Collected data entries:
════

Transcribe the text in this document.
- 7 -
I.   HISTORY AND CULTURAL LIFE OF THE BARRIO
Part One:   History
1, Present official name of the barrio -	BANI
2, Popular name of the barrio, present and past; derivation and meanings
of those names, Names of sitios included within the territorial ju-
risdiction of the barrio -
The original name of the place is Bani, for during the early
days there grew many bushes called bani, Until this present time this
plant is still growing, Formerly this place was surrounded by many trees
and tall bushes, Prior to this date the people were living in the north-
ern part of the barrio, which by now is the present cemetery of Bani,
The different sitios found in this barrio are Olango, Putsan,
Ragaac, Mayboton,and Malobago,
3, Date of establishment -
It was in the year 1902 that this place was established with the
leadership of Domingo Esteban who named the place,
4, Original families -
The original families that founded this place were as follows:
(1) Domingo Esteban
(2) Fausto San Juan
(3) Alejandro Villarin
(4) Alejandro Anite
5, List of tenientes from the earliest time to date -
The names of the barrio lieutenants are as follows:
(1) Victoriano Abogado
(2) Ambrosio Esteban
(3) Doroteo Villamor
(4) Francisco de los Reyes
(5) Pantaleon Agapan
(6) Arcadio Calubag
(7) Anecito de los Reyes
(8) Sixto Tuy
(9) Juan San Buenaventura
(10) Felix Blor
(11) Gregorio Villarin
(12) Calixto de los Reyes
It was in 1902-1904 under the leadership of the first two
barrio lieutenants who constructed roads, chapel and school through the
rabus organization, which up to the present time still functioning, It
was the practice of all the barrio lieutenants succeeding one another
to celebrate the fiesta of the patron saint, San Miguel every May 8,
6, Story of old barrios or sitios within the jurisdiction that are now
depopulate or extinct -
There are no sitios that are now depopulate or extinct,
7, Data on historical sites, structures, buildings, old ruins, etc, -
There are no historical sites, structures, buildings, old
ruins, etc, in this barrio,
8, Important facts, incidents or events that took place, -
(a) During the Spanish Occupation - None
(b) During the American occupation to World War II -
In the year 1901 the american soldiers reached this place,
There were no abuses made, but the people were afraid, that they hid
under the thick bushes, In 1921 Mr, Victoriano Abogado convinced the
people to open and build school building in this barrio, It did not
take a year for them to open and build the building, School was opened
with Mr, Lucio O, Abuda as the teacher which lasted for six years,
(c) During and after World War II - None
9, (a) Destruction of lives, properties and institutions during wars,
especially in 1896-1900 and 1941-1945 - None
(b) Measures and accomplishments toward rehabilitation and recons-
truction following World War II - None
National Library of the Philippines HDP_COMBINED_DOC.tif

════

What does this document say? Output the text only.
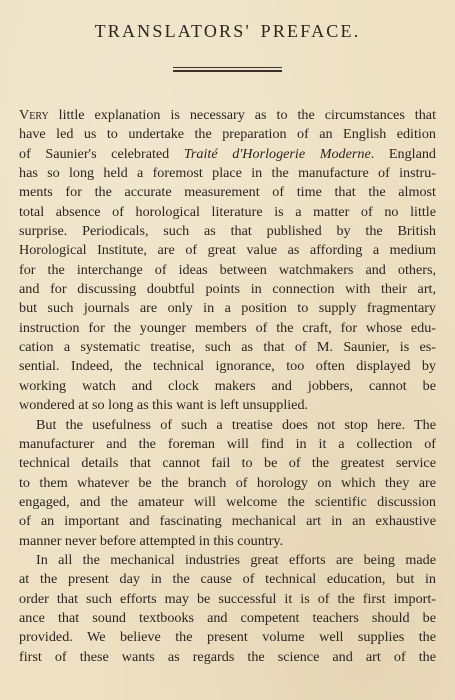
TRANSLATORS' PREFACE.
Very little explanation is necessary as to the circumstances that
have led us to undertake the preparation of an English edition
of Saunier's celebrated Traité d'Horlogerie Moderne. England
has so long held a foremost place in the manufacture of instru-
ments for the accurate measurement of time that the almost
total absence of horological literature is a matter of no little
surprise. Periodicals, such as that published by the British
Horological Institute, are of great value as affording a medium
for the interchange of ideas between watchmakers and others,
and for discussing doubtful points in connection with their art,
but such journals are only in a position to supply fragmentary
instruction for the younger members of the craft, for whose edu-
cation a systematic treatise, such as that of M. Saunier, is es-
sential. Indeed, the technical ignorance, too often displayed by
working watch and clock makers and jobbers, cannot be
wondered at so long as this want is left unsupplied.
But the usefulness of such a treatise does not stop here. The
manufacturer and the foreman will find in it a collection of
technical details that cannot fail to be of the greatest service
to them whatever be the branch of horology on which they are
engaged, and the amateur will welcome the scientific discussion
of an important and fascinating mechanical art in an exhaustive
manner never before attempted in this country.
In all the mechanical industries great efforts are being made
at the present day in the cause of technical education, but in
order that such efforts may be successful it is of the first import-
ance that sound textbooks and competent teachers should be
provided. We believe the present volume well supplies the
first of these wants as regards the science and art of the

════

**EXERCISE AIM:** Identify lines with the string "Reyes". Copy each one.

**COMPLETED TASK:**
(4) Francisco de los Reyes
(7) Anecito de los Reyes
(12) Calixto de los Reyes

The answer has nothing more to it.